* _Task brief_
Only the number is wanted: how many lines contain "rose"?

--- Recorded information ---

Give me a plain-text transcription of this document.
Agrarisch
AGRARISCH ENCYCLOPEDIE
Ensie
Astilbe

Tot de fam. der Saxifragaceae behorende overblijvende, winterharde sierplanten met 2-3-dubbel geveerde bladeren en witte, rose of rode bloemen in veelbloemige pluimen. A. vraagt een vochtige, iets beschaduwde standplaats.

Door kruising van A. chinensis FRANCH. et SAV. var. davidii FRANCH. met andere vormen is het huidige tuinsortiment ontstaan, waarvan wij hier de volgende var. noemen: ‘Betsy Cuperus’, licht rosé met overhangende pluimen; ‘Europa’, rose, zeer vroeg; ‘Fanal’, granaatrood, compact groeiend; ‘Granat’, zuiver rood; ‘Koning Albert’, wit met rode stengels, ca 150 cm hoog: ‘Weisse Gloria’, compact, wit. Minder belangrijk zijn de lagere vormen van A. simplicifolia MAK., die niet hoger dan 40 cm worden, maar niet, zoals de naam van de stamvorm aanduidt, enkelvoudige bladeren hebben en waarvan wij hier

---

* _Exercise answer_
2